▶ [Data records]:
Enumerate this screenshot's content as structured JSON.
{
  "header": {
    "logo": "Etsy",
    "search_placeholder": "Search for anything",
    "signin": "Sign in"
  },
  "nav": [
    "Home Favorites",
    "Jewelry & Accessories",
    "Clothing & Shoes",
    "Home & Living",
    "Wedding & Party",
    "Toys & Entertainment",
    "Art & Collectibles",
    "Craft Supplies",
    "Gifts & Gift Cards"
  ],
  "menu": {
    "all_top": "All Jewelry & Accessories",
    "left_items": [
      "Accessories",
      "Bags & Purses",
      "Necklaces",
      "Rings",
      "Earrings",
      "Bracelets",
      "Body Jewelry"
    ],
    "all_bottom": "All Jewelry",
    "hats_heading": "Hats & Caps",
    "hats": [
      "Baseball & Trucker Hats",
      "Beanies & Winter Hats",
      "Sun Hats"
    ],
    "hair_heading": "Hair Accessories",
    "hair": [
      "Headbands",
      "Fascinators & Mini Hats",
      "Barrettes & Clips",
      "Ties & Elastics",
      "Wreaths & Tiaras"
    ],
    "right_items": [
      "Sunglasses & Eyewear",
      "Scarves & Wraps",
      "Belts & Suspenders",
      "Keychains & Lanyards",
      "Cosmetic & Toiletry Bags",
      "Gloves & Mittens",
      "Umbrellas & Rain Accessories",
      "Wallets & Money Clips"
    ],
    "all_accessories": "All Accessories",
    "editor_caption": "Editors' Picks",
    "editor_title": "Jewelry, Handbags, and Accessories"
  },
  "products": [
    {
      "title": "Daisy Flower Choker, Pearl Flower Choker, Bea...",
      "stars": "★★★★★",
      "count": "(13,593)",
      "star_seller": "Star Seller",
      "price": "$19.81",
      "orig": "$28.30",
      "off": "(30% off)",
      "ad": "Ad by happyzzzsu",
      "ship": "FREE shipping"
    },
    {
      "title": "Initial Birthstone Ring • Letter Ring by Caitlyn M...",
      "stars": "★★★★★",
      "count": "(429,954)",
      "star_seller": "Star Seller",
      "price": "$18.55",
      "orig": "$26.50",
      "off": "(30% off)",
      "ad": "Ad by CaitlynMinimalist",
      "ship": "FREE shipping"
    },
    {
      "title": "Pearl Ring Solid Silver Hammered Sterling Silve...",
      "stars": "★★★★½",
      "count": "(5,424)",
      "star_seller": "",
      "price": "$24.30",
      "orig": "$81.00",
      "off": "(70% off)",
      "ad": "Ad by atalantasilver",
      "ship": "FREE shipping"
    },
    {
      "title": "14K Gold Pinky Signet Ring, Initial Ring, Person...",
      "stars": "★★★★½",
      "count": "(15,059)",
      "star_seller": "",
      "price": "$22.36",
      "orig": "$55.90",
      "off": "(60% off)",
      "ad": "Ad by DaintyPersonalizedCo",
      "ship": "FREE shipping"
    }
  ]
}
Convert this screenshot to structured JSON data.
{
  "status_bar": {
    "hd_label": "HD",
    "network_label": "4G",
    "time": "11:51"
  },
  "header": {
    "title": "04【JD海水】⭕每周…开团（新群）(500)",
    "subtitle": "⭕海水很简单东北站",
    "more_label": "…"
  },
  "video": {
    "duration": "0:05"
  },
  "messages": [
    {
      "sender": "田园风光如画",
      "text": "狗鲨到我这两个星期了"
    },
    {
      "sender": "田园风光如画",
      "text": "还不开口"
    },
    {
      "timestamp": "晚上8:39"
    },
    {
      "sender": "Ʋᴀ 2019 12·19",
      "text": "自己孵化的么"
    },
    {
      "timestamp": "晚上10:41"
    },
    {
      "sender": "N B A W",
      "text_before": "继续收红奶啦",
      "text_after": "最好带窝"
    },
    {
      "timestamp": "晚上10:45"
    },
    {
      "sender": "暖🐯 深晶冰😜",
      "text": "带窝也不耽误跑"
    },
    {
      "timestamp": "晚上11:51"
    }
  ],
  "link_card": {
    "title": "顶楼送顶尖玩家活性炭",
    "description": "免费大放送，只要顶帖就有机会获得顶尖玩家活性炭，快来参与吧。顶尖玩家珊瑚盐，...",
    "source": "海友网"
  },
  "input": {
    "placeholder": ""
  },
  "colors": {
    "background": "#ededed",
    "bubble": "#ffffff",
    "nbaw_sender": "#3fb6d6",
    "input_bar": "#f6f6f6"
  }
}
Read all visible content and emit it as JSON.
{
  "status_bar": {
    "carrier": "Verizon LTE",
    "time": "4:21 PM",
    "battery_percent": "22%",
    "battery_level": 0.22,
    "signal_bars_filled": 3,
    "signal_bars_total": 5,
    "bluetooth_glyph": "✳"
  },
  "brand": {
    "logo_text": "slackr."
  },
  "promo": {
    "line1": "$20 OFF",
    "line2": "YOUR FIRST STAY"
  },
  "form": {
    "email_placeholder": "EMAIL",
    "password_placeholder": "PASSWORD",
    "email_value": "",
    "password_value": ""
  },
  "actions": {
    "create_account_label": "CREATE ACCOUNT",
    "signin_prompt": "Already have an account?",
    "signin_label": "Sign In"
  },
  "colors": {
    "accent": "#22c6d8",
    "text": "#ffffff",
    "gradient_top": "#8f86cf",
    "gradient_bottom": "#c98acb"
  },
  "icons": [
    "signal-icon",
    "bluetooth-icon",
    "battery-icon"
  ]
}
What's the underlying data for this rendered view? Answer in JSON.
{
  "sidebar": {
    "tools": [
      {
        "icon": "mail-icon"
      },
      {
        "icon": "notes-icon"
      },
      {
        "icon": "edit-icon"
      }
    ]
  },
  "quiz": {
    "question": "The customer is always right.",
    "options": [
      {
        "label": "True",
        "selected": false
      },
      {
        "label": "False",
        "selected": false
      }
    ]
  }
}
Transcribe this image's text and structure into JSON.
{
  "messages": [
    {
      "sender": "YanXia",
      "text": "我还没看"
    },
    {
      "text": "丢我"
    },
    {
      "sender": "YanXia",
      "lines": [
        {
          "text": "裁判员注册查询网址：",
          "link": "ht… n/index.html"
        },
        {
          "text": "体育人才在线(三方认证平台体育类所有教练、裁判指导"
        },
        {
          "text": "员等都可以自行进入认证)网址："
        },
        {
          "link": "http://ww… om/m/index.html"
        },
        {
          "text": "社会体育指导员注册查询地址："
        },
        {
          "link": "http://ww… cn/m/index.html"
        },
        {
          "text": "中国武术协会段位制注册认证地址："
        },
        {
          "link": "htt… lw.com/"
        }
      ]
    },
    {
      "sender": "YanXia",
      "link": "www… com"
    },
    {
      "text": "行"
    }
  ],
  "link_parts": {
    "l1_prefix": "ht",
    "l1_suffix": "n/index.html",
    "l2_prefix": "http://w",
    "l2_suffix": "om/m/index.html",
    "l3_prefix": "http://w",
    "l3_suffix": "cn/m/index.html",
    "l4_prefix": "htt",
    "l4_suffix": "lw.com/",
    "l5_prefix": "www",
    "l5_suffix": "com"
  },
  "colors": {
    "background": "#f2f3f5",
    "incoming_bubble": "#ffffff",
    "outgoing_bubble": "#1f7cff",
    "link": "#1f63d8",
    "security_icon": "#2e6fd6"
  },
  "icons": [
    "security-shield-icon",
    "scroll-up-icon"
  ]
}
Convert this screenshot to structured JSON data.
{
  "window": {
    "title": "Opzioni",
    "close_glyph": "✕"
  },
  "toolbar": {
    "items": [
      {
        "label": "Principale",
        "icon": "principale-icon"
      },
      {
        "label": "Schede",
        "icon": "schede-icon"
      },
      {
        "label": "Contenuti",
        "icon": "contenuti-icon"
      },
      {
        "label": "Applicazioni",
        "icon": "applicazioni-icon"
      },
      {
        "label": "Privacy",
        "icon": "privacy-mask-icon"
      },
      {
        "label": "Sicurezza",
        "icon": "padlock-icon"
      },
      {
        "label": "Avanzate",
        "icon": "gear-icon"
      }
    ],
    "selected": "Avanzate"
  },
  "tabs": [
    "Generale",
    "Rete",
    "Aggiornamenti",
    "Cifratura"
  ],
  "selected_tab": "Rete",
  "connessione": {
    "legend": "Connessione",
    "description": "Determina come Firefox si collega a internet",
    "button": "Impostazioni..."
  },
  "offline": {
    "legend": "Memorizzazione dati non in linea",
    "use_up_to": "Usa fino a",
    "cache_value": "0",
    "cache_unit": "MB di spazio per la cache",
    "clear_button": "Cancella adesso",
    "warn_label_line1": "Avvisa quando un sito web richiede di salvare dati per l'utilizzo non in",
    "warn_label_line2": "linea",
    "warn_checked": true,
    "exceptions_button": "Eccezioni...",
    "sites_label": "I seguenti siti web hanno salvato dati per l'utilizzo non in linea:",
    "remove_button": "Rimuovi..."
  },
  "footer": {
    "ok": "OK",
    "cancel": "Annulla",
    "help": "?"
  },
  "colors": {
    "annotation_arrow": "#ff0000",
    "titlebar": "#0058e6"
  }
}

▶ [What needs to be done]: Copy all lines from the material that include "linea".

▶ [Full output]:
    "legend": "Memorizzazione dati non in linea",
    "warn_label_line2": "linea",
    "sites_label": "I seguenti siti web hanno salvato dati per l'utilizzo non in linea:",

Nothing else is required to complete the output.